• **Work item**
Go over the entries and report the lines where the word "wherein" occurs.

• **Data extracts**
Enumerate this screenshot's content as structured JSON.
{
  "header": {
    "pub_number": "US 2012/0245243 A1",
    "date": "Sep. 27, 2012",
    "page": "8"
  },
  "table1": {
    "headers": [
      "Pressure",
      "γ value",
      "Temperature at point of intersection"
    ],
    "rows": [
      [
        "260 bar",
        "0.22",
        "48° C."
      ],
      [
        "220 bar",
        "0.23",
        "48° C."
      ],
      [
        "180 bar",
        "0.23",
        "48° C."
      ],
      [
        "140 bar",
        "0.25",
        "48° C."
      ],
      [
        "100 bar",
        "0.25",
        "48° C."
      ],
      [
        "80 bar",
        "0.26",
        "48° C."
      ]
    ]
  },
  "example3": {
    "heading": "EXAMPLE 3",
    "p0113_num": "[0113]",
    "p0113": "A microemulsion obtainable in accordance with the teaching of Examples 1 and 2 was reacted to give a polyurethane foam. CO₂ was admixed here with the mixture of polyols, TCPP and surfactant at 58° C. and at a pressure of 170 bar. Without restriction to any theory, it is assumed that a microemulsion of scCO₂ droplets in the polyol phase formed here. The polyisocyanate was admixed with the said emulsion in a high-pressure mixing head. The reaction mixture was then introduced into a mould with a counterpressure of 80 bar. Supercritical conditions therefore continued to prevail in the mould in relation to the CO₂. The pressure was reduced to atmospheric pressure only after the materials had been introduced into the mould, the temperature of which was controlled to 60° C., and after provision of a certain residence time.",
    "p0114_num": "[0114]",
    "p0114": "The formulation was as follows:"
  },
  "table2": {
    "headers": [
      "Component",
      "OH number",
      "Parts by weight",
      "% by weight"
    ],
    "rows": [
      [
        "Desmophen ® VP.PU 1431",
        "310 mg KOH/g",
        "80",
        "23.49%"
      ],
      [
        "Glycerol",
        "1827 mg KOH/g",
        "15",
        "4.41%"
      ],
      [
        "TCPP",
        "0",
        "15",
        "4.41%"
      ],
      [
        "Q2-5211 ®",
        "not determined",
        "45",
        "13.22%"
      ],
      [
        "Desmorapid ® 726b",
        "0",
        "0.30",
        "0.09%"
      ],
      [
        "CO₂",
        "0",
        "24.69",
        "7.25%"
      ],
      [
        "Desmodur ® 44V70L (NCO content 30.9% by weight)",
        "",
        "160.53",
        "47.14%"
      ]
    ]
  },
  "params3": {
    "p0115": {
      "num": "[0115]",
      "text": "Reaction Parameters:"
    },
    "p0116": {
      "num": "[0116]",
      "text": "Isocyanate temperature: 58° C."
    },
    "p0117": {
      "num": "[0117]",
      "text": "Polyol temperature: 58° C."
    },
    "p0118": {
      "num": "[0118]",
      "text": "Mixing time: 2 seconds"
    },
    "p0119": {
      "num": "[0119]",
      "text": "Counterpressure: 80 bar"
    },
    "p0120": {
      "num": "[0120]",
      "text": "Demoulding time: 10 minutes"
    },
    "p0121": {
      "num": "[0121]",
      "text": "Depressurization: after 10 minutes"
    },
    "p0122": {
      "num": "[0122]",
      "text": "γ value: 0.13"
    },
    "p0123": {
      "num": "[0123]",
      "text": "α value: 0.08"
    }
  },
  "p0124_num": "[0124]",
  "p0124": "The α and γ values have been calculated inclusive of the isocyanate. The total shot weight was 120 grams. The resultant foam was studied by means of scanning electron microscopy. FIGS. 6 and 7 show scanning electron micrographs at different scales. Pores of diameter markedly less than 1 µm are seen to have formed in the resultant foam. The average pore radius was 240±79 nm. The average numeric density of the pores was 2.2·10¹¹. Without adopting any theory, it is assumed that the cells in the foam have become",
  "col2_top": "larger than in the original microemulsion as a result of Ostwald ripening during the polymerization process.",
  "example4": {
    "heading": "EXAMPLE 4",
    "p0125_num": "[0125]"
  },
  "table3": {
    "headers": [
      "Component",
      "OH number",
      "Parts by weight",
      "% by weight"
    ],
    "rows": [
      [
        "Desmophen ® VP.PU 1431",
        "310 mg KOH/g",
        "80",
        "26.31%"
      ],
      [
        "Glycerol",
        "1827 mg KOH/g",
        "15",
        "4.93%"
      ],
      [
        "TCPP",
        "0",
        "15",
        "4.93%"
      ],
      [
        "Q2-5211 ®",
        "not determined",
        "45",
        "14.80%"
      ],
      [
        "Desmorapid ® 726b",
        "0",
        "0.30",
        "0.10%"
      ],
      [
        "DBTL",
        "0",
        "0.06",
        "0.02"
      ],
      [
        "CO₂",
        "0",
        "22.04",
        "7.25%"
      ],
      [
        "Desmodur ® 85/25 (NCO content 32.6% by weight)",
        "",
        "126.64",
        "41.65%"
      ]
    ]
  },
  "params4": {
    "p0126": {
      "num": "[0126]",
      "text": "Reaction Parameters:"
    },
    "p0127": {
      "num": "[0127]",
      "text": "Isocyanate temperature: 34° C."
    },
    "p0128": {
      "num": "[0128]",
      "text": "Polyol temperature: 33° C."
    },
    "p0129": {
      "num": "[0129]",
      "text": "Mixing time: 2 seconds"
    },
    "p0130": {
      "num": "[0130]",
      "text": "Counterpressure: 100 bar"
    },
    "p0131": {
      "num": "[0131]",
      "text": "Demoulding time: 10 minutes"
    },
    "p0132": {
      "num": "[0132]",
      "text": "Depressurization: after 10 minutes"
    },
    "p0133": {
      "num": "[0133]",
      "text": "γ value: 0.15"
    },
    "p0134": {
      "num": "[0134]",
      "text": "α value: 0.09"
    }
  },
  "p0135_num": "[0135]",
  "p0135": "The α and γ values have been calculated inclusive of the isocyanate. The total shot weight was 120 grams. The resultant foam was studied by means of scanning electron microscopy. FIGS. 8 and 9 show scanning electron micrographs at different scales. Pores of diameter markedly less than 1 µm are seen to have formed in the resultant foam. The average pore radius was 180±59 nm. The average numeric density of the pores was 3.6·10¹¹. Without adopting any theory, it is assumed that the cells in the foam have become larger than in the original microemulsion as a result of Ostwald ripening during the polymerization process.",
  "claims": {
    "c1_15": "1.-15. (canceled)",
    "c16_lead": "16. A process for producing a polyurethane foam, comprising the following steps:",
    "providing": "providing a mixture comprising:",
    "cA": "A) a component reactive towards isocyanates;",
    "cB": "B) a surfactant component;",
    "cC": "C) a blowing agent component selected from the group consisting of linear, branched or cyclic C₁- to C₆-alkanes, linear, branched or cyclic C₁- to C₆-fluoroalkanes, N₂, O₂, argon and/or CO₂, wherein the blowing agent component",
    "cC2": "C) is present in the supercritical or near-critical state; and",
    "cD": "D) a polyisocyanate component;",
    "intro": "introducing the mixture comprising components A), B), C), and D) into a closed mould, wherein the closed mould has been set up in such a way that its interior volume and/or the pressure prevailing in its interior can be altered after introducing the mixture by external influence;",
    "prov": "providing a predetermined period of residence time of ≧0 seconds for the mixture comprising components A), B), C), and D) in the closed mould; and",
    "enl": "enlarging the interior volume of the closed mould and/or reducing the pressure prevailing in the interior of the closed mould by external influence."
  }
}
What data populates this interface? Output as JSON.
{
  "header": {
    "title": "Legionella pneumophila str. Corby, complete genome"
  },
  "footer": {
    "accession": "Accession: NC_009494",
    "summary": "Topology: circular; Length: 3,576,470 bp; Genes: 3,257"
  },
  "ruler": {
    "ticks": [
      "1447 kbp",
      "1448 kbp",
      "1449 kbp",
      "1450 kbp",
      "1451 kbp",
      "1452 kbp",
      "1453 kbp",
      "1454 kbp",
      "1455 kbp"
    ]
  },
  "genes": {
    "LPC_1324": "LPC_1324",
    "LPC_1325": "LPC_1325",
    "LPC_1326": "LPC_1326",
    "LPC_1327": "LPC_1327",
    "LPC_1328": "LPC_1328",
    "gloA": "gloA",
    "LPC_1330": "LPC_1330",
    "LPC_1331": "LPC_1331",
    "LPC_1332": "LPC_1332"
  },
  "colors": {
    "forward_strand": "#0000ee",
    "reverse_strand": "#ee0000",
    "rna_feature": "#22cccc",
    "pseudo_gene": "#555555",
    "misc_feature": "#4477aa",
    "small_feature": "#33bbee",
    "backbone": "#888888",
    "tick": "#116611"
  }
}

• **Exercise output**
    "cC": "C) a blowing agent component selected from the group consisting of linear, branched or cyclic C₁- to C₆-alkanes, linear, branched or cyclic C₁- to C₆-fluoroalkanes, N₂, O₂, argon and/or CO₂, wherein the blowing agent component",
    "intro": "introducing the mixture comprising components A), B), C), and D) into a closed mould, wherein the closed mould has been set up in such a way that its interior volume and/or the pressure prevailing in its interior can be altered after introducing the mixture by external influence;",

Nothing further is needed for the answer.